• What the task requires: Track down every line below that holds "structure" and copy it.

• Rows:
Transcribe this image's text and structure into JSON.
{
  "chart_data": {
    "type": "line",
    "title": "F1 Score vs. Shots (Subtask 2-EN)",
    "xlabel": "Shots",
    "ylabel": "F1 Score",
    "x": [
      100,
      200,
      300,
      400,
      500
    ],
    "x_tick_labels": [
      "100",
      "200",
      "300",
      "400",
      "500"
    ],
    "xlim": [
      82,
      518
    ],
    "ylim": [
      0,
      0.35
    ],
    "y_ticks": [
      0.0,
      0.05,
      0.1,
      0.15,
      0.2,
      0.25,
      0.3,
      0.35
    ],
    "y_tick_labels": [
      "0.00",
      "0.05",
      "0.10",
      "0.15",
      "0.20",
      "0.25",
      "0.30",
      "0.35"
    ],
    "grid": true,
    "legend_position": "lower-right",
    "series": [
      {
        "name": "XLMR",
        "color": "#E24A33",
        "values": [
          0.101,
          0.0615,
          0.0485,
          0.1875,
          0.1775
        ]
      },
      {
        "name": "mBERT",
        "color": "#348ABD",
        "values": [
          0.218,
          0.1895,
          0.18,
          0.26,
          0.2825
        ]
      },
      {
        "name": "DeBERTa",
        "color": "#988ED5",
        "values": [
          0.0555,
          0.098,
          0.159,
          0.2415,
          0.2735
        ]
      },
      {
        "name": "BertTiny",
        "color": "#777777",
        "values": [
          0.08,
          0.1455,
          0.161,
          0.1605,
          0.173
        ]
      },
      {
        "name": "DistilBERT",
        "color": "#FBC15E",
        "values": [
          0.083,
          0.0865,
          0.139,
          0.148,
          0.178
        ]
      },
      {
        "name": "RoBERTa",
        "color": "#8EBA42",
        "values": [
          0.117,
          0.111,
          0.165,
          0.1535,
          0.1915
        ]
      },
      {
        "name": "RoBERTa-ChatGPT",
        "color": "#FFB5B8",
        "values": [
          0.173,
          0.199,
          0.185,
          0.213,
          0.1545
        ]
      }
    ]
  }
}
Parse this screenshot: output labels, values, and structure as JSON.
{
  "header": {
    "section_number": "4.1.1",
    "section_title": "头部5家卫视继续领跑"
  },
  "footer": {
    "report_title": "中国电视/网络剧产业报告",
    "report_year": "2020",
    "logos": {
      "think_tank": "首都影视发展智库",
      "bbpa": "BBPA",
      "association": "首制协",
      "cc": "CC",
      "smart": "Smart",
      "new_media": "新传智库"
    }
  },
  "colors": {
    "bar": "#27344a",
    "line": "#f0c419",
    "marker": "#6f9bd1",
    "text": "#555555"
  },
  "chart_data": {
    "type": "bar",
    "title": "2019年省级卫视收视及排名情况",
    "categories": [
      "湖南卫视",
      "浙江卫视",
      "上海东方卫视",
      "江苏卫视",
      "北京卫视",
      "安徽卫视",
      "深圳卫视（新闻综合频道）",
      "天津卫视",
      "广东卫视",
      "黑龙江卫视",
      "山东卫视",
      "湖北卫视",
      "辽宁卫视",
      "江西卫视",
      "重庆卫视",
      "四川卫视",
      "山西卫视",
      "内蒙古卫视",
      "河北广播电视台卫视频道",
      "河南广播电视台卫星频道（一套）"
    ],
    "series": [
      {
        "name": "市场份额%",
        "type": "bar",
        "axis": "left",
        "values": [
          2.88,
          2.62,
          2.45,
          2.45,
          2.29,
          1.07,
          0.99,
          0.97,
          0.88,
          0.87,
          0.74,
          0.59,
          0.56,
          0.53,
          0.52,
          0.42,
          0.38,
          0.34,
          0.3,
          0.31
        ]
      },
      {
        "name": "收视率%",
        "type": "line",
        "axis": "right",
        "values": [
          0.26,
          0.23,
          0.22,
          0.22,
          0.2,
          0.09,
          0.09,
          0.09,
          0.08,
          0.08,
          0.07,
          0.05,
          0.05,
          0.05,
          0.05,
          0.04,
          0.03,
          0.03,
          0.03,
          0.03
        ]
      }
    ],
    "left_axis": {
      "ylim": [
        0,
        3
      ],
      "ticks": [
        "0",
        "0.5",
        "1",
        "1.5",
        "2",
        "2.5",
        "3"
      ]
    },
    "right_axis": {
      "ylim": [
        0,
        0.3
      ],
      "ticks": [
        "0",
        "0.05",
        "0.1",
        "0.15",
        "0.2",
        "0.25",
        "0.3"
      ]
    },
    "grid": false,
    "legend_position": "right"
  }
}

• Finished task:
Transcribe this image's text and structure into JSON.
Parse this screenshot: output labels, values, and structure as JSON.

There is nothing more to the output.